- Challenge: Reproduce the lines of the data below verbatim, starting at the line containing "6, 240, 20]" and ending at the line containing "253, 63, 270]", with both of those lines included.

- Entries from a layout dataset:

★ ★ ★ ★ ★ ★ ★

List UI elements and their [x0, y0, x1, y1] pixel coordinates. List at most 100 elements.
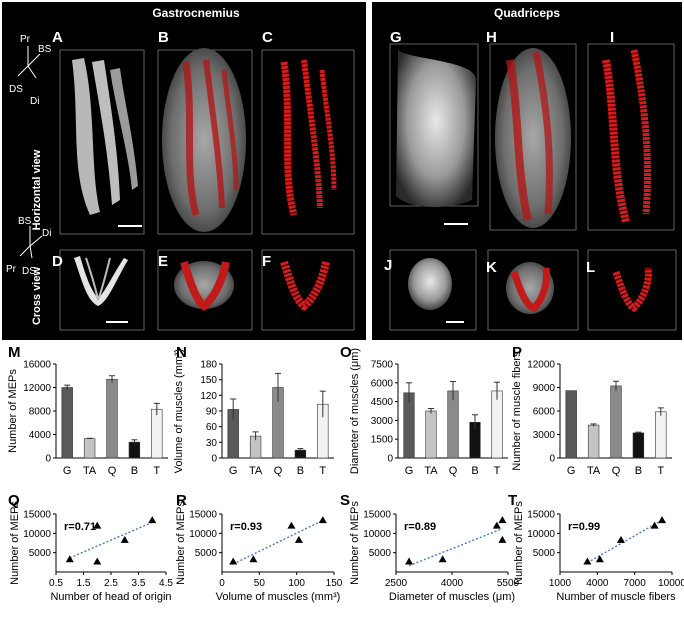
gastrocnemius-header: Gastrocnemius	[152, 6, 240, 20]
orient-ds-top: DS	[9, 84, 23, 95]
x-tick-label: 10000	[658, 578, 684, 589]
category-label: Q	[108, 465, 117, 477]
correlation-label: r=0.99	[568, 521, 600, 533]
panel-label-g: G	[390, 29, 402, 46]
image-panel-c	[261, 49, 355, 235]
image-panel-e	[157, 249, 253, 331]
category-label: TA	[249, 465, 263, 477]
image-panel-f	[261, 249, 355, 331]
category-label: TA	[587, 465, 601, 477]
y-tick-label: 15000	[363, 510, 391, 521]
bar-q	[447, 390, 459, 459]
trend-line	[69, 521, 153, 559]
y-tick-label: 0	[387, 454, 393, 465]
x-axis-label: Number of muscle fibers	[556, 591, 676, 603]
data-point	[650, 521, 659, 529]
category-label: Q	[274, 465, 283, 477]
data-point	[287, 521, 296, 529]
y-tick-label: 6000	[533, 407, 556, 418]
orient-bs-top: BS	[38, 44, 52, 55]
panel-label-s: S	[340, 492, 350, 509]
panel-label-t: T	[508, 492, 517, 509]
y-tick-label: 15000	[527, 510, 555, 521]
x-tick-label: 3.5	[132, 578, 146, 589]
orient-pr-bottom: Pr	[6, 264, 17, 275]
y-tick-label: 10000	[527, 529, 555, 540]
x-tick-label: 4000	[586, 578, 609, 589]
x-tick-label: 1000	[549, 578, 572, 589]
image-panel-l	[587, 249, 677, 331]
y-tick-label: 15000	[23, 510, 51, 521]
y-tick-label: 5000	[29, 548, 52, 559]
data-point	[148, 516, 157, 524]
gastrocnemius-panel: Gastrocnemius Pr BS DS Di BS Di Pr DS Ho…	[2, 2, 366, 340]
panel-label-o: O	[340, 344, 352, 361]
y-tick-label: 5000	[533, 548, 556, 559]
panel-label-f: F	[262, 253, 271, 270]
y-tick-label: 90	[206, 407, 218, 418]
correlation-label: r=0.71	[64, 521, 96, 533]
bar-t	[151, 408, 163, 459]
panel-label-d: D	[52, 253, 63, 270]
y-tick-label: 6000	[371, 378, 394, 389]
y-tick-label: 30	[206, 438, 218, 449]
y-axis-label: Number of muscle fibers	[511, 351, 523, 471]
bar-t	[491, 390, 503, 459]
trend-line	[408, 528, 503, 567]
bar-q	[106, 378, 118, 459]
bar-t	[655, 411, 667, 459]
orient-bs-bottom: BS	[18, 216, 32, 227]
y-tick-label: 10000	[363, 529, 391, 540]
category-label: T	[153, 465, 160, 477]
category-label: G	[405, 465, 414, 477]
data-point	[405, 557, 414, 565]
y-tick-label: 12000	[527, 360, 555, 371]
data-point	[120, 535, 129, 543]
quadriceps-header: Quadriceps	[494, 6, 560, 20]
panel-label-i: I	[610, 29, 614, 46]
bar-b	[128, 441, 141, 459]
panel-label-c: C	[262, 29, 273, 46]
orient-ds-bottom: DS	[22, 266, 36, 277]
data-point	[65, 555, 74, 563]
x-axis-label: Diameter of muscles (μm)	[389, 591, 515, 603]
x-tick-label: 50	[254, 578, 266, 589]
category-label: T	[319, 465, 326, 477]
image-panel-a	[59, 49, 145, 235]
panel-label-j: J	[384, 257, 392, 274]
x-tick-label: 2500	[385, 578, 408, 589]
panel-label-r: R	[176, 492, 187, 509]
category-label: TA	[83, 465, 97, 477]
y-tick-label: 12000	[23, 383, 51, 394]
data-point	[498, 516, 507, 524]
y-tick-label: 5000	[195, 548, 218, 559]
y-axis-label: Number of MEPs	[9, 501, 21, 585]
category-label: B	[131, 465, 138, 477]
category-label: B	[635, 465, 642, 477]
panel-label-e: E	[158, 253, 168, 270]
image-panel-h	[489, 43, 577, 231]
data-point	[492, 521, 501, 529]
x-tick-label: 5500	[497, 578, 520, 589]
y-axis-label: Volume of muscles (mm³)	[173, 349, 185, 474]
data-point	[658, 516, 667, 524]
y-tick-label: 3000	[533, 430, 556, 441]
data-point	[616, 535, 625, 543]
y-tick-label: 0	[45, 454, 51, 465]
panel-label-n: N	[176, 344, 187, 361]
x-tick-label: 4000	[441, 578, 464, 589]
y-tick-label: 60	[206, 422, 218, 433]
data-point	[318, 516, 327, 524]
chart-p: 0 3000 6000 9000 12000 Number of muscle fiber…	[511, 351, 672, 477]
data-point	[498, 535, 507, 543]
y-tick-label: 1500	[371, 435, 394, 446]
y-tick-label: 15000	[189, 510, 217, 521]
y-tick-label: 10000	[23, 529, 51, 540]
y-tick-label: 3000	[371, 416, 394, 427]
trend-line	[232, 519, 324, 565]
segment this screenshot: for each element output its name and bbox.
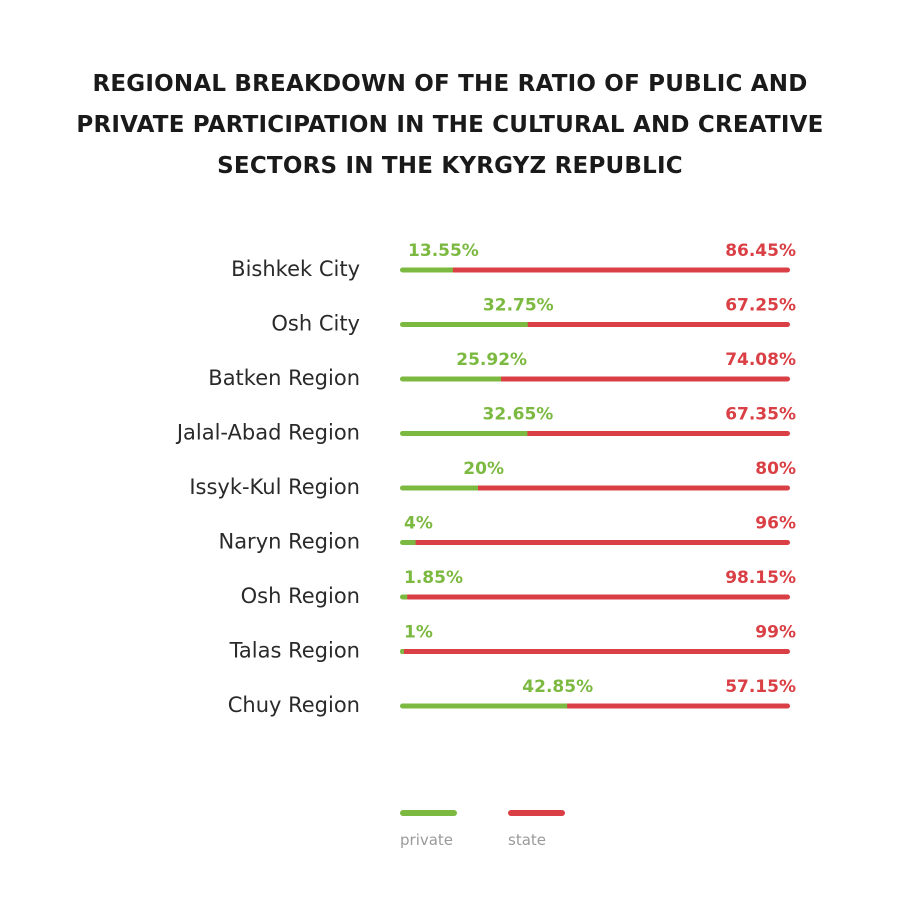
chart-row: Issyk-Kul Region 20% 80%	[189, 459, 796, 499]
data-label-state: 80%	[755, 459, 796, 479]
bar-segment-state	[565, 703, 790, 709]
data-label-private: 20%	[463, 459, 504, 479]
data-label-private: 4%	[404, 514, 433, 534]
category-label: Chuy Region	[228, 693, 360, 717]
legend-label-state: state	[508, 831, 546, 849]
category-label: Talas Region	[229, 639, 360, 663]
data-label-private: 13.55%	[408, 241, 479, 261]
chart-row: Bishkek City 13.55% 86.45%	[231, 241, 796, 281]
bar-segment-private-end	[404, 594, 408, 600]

★ ★ ★ ★ ★ ★ ★

- Expected output:
gastrocnemius-header: Gastrocnemius	[152, 6, 240, 20]
orient-ds-top: DS	[9, 84, 23, 95]
x-tick-label: 10000	[658, 578, 684, 589]
category-label: Q	[108, 465, 117, 477]
correlation-label: r=0.99	[568, 521, 600, 533]
panel-label-g: G	[390, 29, 402, 46]
image-panel-c	[261, 49, 355, 235]
image-panel-e	[157, 249, 253, 331]
category-label: TA	[249, 465, 263, 477]
image-panel-f	[261, 249, 355, 331]
category-label: TA	[587, 465, 601, 477]
y-tick-label: 15000	[363, 510, 391, 521]
bar-q	[447, 390, 459, 459]
trend-line	[69, 521, 153, 559]
y-tick-label: 0	[387, 454, 393, 465]
x-axis-label: Number of muscle fibers	[556, 591, 676, 603]
data-point	[650, 521, 659, 529]
category-label: Q	[274, 465, 283, 477]
data-point	[287, 521, 296, 529]
y-tick-label: 6000	[533, 407, 556, 418]
orient-bs-top: BS	[38, 44, 52, 55]
panel-label-s: S	[340, 492, 350, 509]
panel-label-t: T	[508, 492, 517, 509]
y-tick-label: 15000	[527, 510, 555, 521]
x-tick-label: 3.5	[132, 578, 146, 589]
orient-pr-bottom: Pr	[6, 264, 17, 275]
y-tick-label: 10000	[527, 529, 555, 540]
x-tick-label: 4000	[586, 578, 609, 589]
x-tick-label: 1000	[549, 578, 572, 589]
image-panel-l	[587, 249, 677, 331]
y-tick-label: 15000	[23, 510, 51, 521]
y-tick-label: 5000	[29, 548, 52, 559]
data-point	[148, 516, 157, 524]
gastrocnemius-panel: Gastrocnemius Pr BS DS Di BS Di Pr DS Ho…	[2, 2, 366, 340]
panel-label-o: O	[340, 344, 352, 361]
y-tick-label: 5000	[533, 548, 556, 559]
panel-label-f: F	[262, 253, 271, 270]
y-tick-label: 90	[206, 407, 218, 418]
correlation-label: r=0.71	[64, 521, 96, 533]
bar-t	[151, 408, 163, 459]
panel-label-d: D	[52, 253, 63, 270]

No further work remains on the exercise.